Mempo Giardinelli: “giovani, l’innovazione passa prima di tutto per il sapere”

Anna Quinz

La fortuna a Bolzano è che la città è piccola e tutto è vicino, così, anche se hai 20 cose da fare in questi giorni intensivi di festivals (al plurale…) e 20 persone da incontrare, in pochi passi te la sbrighi. Così accade per il mio incontro con Mempo Giardinelli (noto giornalista e scrittore argentino fondatore della Fondazione omonima, la cui missione essenziale è promuovere la letture. È un ente educativo che sviluppa i suoi programmi attraverso un Centro di Studi, e che cerca anche di soddisfare la domanda Culturale, presente e futura, del Chaco e del Nord-est argentino). Basta una telefonata a Francesco Comina del Cetro per la Pace, e in pochi minuti ci si incrocia in via Museo, si prende un caffè veloce e si fanno quattro chiacchiere. Che non sono però quattro chiacchiere qualsiasi. Mempo Giardinelli, infatti, in pochi minuti condensa una serie di idee e di pensieri (esposti in un italiano affascinante, che cerco di riportare il più fedelmente possibile) che danno tutto un nuovo senso a questi giorni dedicati all’innovazione. Almeno per me.

Mempo, l’incontro al quale interverrà questa sera (Auditorium Haydn, ore 20.30) ha un titolo importante “Giovani, creatività, innovazione. Devo dire che io personalmente sono rimasta colpita dall’età piuttosto avanzata degli ospiti partecipanti all’inaugurazione del festival. Ma se si parla di innovazione, non si dovrebbe prima di tutto parlare di giovani e soprattutto ai giovani?

Io non ero presente all’evento di cui parli, ma leggo nelle tue parole uno spirito che condivido. Se parlo infatti di giovani, di innovazione e di creatività, io intendo uno spazio non solo fisico ma soprattutto mentale e intellettuale che deve andare appunto verso l’innovazione. L’innovazione a mio vedere, non è una questione di età, ma piuttosto, appunto, di spirito. Conosco molti grandi innovatori che hanno 80 anni, e altrettanti giovani che sono in realtà precocemente invecchiati… L’uniformità nel gusto, nella tv, nella musica, nella moda, alla quale assistiamo in questi tempi, dipende dal fatto che la giovinezza è prima di tutto considerata un mercato favoloso. La pubblicità mostra solo giovani persone con poca sostanza e questa è una forma di morte. Per questo saluto con entusiasmo un festival che vuole mettere in questione questo punto di vista, uniforme e deleterio.

Quale la via, dunque, per uscire da questo meccanismo?

La via è la conoscenza, il sapere, lo studio. Il primo passo è la lettura. Solo chi legge può entrare nel mondo del sapere, e per questo nella nostra Fondazione il centro dell’attività ruota proprio intorno alla lettura, non solo come divertimento e svago, ma soprattutto cosciente. e il passo dalla lettura al sapere e dal sapere all’innovazione, è breve se la lettura è forte.
────────────────────
*CONSEGNA:* Spiega in una-tre frasi perché, secondo l'intervista, nella Fondazione di Giardinelli l'attività ruota proprio intorno alla lettura.

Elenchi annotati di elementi
────────────────────
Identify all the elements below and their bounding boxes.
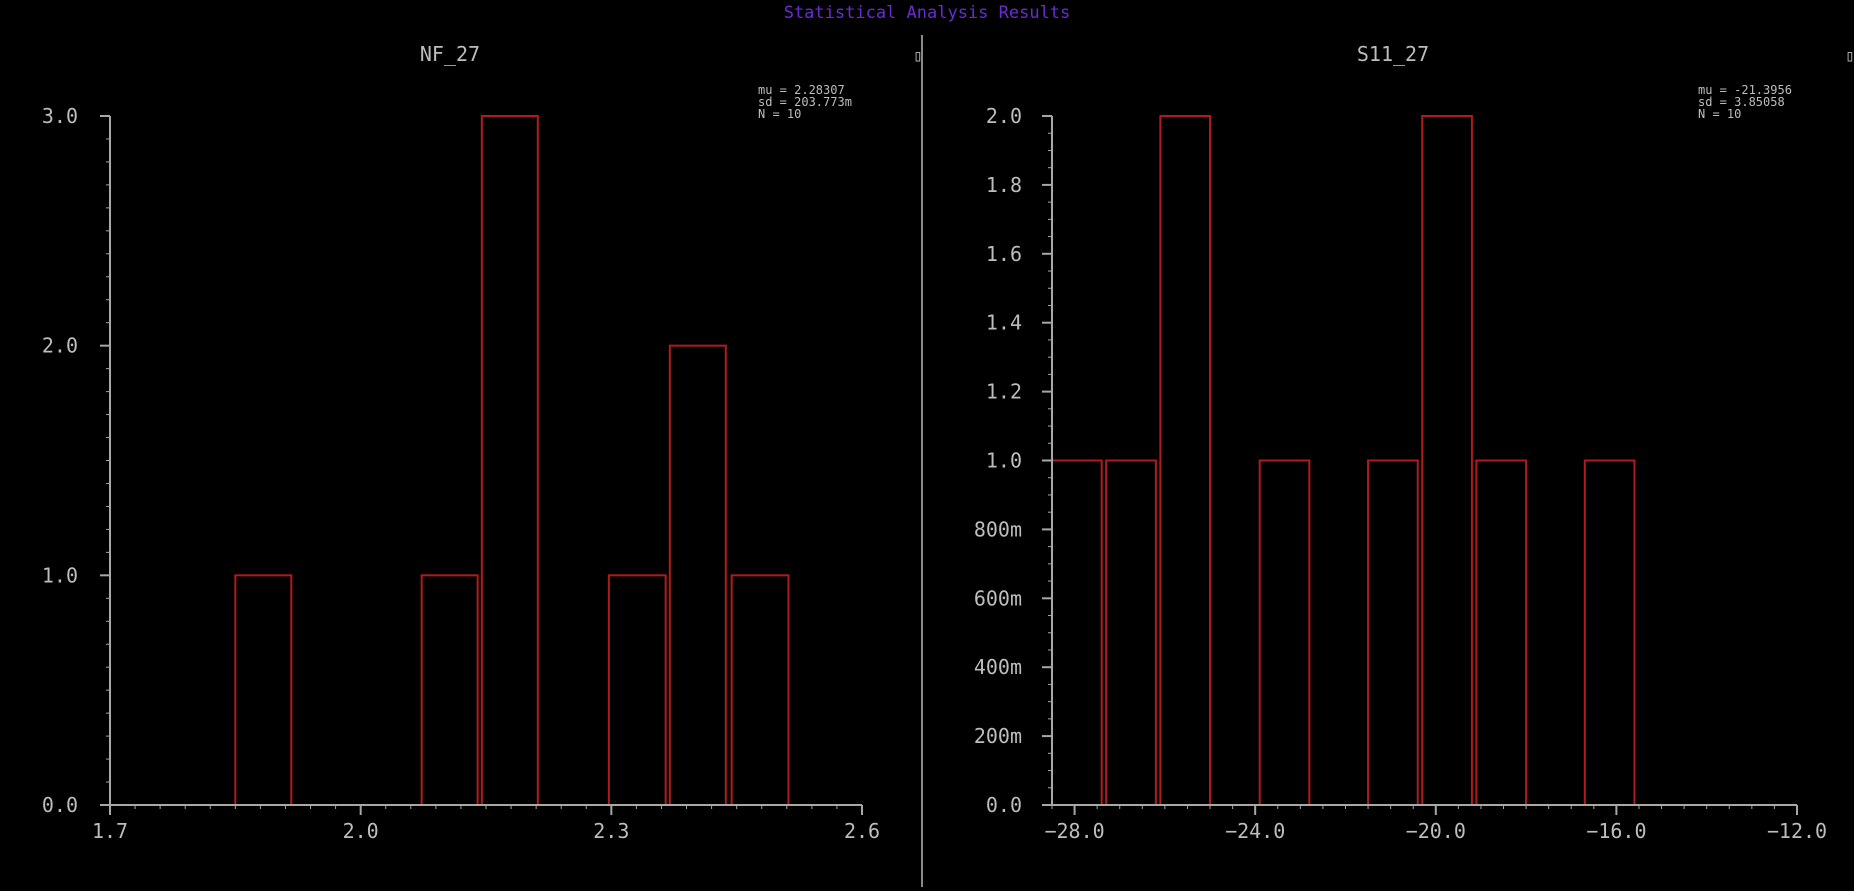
- x-tick-label: −16.0: [1586, 819, 1646, 843]
- y-tick-label: 400m: [974, 655, 1022, 679]
- x-tick-label: 2.3: [593, 819, 629, 843]
- y-tick-label: 1.4: [986, 311, 1022, 335]
- histogram-panel-s1127: S11_27 ▯mu = -21.3956sd = 3.85058N = 100.…: [974, 42, 1854, 843]
- chart-title: S11_27: [1357, 42, 1429, 66]
- stats-line: N = 10: [1698, 107, 1741, 121]
- panel-corner-icon: ▯: [913, 46, 923, 65]
- y-tick-label: 1.0: [986, 449, 1022, 473]
- histogram-bar-6: [730, 574, 790, 806]
- x-tick-label: −20.0: [1406, 819, 1466, 843]
- histogram-bar-4: [1258, 459, 1311, 806]
- panel-corner-icon: ▯: [1845, 46, 1854, 65]
- x-tick-label: −28.0: [1044, 819, 1104, 843]
- histogram-bar-1: [234, 574, 293, 806]
- histogram-bar-3: [1159, 115, 1212, 806]
- x-tick-label: −24.0: [1225, 819, 1285, 843]
- histogram-bar-5: [1367, 459, 1419, 806]
- histogram-bar-2: [1105, 459, 1157, 806]
- window-title: Statistical Analysis Results: [784, 3, 1071, 23]
- histogram-bar-1: [1051, 459, 1103, 806]
- y-tick-label: 1.8: [986, 173, 1022, 197]
- chart-title: NF_27: [420, 42, 480, 66]
- y-tick-label: 0.0: [986, 793, 1022, 817]
- y-tick-label: 1.0: [42, 563, 78, 587]
- histogram-bar-3: [480, 115, 539, 806]
- y-tick-label: 1.2: [986, 380, 1022, 404]
- stats-line: N = 10: [758, 107, 801, 121]
- histogram-bar-4: [607, 574, 667, 806]
- y-tick-label: 600m: [974, 586, 1022, 610]
- histogram-bar-8: [1583, 459, 1636, 806]
- histogram-bar-5: [668, 344, 727, 806]
- histogram-panel-nf27: NF_27 ▯mu = 2.28307sd = 203.773mN = 100.0…: [42, 42, 923, 843]
- y-tick-label: 2.0: [42, 334, 78, 358]
- y-tick-label: 200m: [974, 724, 1022, 748]
- analysis-window: Statistical Analysis Results NF_27 ▯ mu = …: [0, 0, 1854, 887]
- x-tick-label: −12.0: [1767, 819, 1827, 843]
- histogram-bar-2: [420, 574, 479, 806]
- histogram-bar-7: [1475, 459, 1528, 806]
- y-tick-label: 3.0: [42, 104, 78, 128]
- y-tick-label: 1.6: [986, 242, 1022, 266]
- y-tick-label: 800m: [974, 517, 1022, 541]
- x-tick-label: 1.7: [92, 819, 128, 843]
- y-tick-label: 0.0: [42, 793, 78, 817]
- histogram-canvas: Statistical Analysis Results NF_27 ▯mu = …: [42, 3, 1854, 887]
- y-tick-label: 2.0: [986, 104, 1022, 128]
- x-tick-label: 2.6: [844, 819, 880, 843]
- x-tick-label: 2.0: [343, 819, 379, 843]
- histogram-bar-6: [1421, 115, 1473, 806]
────────────────────
*SOLUZIONE:* Per Giardinelli solo chi legge può entrare nel mondo del sapere. Per lui la via d'uscita sono la conoscenza, il sapere e lo studio, e la lettura ne è il primo passo. Per questo la Fondazione mette la lettura al centro della sua attività.